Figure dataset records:
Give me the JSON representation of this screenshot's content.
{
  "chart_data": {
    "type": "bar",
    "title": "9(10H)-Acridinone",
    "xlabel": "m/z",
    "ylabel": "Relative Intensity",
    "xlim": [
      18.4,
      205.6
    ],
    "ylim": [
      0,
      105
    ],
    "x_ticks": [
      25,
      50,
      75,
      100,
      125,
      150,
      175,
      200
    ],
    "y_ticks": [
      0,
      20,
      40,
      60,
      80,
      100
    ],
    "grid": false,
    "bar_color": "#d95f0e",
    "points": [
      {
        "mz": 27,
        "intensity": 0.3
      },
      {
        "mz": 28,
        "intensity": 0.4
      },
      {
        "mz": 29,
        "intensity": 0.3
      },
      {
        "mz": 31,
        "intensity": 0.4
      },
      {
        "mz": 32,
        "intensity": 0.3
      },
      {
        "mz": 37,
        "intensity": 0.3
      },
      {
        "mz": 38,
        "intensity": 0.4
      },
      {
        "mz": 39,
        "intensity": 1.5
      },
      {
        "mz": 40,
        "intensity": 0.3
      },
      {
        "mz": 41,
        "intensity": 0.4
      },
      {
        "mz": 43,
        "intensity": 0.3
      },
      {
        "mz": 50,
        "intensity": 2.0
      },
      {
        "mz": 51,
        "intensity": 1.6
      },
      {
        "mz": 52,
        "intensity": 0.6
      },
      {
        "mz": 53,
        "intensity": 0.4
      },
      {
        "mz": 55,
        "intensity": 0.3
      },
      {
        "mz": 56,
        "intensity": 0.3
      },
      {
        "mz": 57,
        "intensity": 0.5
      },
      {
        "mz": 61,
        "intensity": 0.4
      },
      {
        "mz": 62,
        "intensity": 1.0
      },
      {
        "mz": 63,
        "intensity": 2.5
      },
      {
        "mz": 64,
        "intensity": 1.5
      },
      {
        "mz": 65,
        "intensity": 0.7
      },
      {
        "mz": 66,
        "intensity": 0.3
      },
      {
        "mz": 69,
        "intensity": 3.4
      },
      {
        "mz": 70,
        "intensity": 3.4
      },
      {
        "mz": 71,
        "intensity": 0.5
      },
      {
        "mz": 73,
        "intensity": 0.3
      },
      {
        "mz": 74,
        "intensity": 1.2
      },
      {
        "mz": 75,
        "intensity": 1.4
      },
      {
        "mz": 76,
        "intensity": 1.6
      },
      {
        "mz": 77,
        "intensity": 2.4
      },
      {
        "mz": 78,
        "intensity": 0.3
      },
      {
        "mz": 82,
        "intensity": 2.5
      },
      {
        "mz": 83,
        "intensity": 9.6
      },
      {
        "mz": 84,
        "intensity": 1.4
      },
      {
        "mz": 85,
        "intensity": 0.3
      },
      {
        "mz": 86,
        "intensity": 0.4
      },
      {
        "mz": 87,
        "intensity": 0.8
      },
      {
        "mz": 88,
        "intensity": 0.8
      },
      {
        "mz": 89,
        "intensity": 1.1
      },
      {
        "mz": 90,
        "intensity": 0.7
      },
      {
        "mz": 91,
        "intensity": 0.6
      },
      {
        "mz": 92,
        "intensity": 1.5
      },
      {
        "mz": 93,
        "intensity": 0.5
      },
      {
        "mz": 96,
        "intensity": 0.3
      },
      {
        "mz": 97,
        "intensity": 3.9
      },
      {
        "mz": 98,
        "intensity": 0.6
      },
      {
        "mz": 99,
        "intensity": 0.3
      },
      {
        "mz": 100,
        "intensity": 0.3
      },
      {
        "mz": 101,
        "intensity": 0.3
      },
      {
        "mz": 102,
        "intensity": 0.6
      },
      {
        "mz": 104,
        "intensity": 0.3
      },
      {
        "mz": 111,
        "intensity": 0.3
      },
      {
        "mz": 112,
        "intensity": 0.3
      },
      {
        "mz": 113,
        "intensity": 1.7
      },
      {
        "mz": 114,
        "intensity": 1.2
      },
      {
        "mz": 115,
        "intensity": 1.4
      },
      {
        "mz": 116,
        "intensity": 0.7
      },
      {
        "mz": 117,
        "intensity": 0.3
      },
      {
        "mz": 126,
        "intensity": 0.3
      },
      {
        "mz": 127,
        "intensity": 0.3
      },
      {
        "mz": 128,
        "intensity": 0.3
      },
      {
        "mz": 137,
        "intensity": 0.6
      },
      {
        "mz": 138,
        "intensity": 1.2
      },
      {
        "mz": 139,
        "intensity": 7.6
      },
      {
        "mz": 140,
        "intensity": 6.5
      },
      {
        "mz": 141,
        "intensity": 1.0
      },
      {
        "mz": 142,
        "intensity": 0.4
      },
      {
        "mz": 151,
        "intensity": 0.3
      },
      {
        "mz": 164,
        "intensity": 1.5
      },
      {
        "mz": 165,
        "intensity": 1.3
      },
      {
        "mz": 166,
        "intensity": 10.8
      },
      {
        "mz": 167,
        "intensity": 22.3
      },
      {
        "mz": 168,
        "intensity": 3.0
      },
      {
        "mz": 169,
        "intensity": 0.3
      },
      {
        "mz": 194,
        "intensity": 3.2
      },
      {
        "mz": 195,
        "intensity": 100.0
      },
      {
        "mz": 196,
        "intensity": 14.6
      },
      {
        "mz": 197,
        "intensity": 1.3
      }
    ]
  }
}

Directions for this task:
Extract all of the data above and output it character for character.

Expected answer:
Give me the JSON representation of this screenshot's content.
{
  "chart_data": {
    "type": "bar",
    "title": "9(10H)-Acridinone",
    "xlabel": "m/z",
    "ylabel": "Relative Intensity",
    "xlim": [
      18.4,
      205.6
    ],
    "ylim": [
      0,
      105
    ],
    "x_ticks": [
      25,
      50,
      75,
      100,
      125,
      150,
      175,
      200
    ],
    "y_ticks": [
      0,
      20,
      40,
      60,
      80,
      100
    ],
    "grid": false,
    "bar_color": "#d95f0e",
    "points": [
      {
        "mz": 27,
        "intensity": 0.3
      },
      {
        "mz": 28,
        "intensity": 0.4
      },
      {
        "mz": 29,
        "intensity": 0.3
      },
      {
        "mz": 31,
        "intensity": 0.4
      },
      {
        "mz": 32,
        "intensity": 0.3
      },
      {
        "mz": 37,
        "intensity": 0.3
      },
      {
        "mz": 38,
        "intensity": 0.4
      },
      {
        "mz": 39,
        "intensity": 1.5
      },
      {
        "mz": 40,
        "intensity": 0.3
      },
      {
        "mz": 41,
        "intensity": 0.4
      },
      {
        "mz": 43,
        "intensity": 0.3
      },
      {
        "mz": 50,
        "intensity": 2.0
      },
      {
        "mz": 51,
        "intensity": 1.6
      },
      {
        "mz": 52,
        "intensity": 0.6
      },
      {
        "mz": 53,
        "intensity": 0.4
      },
      {
        "mz": 55,
        "intensity": 0.3
      },
      {
        "mz": 56,
        "intensity": 0.3
      },
      {
        "mz": 57,
        "intensity": 0.5
      },
      {
        "mz": 61,
        "intensity": 0.4
      },
      {
        "mz": 62,
        "intensity": 1.0
      },
      {
        "mz": 63,
        "intensity": 2.5
      },
      {
        "mz": 64,
        "intensity": 1.5
      },
      {
        "mz": 65,
        "intensity": 0.7
      },
      {
        "mz": 66,
        "intensity": 0.3
      },
      {
        "mz": 69,
        "intensity": 3.4
      },
      {
        "mz": 70,
        "intensity": 3.4
      },
      {
        "mz": 71,
        "intensity": 0.5
      },
      {
        "mz": 73,
        "intensity": 0.3
      },
      {
        "mz": 74,
        "intensity": 1.2
      },
      {
        "mz": 75,
        "intensity": 1.4
      },
      {
        "mz": 76,
        "intensity": 1.6
      },
      {
        "mz": 77,
        "intensity": 2.4
      },
      {
        "mz": 78,
        "intensity": 0.3
      },
      {
        "mz": 82,
        "intensity": 2.5
      },
      {
        "mz": 83,
        "intensity": 9.6
      },
      {
        "mz": 84,
        "intensity": 1.4
      },
      {
        "mz": 85,
        "intensity": 0.3
      },
      {
        "mz": 86,
        "intensity": 0.4
      },
      {
        "mz": 87,
        "intensity": 0.8
      },
      {
        "mz": 88,
        "intensity": 0.8
      },
      {
        "mz": 89,
        "intensity": 1.1
      },
      {
        "mz": 90,
        "intensity": 0.7
      },
      {
        "mz": 91,
        "intensity": 0.6
      },
      {
        "mz": 92,
        "intensity": 1.5
      },
      {
        "mz": 93,
        "intensity": 0.5
      },
      {
        "mz": 96,
        "intensity": 0.3
      },
      {
        "mz": 97,
        "intensity": 3.9
      },
      {
        "mz": 98,
        "intensity": 0.6
      },
      {
        "mz": 99,
        "intensity": 0.3
      },
      {
        "mz": 100,
        "intensity": 0.3
      },
      {
        "mz": 101,
        "intensity": 0.3
      },
      {
        "mz": 102,
        "intensity": 0.6
      },
      {
        "mz": 104,
        "intensity": 0.3
      },
      {
        "mz": 111,
        "intensity": 0.3
      },
      {
        "mz": 112,
        "intensity": 0.3
      },
      {
        "mz": 113,
        "intensity": 1.7
      },
      {
        "mz": 114,
        "intensity": 1.2
      },
      {
        "mz": 115,
        "intensity": 1.4
      },
      {
        "mz": 116,
        "intensity": 0.7
      },
      {
        "mz": 117,
        "intensity": 0.3
      },
      {
        "mz": 126,
        "intensity": 0.3
      },
      {
        "mz": 127,
        "intensity": 0.3
      },
      {
        "mz": 128,
        "intensity": 0.3
      },
      {
        "mz": 137,
        "intensity": 0.6
      },
      {
        "mz": 138,
        "intensity": 1.2
      },
      {
        "mz": 139,
        "intensity": 7.6
      },
      {
        "mz": 140,
        "intensity": 6.5
      },
      {
        "mz": 141,
        "intensity": 1.0
      },
      {
        "mz": 142,
        "intensity": 0.4
      },
      {
        "mz": 151,
        "intensity": 0.3
      },
      {
        "mz": 164,
        "intensity": 1.5
      },
      {
        "mz": 165,
        "intensity": 1.3
      },
      {
        "mz": 166,
        "intensity": 10.8
      },
      {
        "mz": 167,
        "intensity": 22.3
      },
      {
        "mz": 168,
        "intensity": 3.0
      },
      {
        "mz": 169,
        "intensity": 0.3
      },
      {
        "mz": 194,
        "intensity": 3.2
      },
      {
        "mz": 195,
        "intensity": 100.0
      },
      {
        "mz": 196,
        "intensity": 14.6
      },
      {
        "mz": 197,
        "intensity": 1.3
      }
    ]
  }
}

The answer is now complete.